TASK TO CARRY OUT: Write out the whole listing exactly as it stands.

EXTRACTED ENTRIES:
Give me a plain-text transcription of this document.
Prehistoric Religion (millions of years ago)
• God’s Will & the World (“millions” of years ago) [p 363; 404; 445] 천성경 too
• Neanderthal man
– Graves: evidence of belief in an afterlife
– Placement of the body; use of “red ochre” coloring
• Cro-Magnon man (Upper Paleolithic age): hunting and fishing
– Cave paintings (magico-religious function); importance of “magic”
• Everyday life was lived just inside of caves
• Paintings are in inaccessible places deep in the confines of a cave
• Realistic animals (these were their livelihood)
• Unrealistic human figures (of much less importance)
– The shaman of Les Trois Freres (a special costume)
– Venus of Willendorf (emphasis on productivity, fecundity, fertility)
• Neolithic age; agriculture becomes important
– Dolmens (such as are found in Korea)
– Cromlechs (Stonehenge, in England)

FULL OUTPUT:
Give me a plain-text transcription of this document.
Prehistoric Religion (millions of years ago)
• God’s Will & the World (“millions” of years ago) [p 363; 404; 445] 천성경 too
• Neanderthal man
– Graves: evidence of belief in an afterlife
– Placement of the body; use of “red ochre” coloring
• Cro-Magnon man (Upper Paleolithic age): hunting and fishing
– Cave paintings (magico-religious function); importance of “magic”
• Everyday life was lived just inside of caves
• Paintings are in inaccessible places deep in the confines of a cave
• Realistic animals (these were their livelihood)
• Unrealistic human figures (of much less importance)
– The shaman of Les Trois Freres (a special costume)
– Venus of Willendorf (emphasis on productivity, fecundity, fertility)
• Neolithic age; agriculture becomes important
– Dolmens (such as are found in Korea)
– Cromlechs (Stonehenge, in England)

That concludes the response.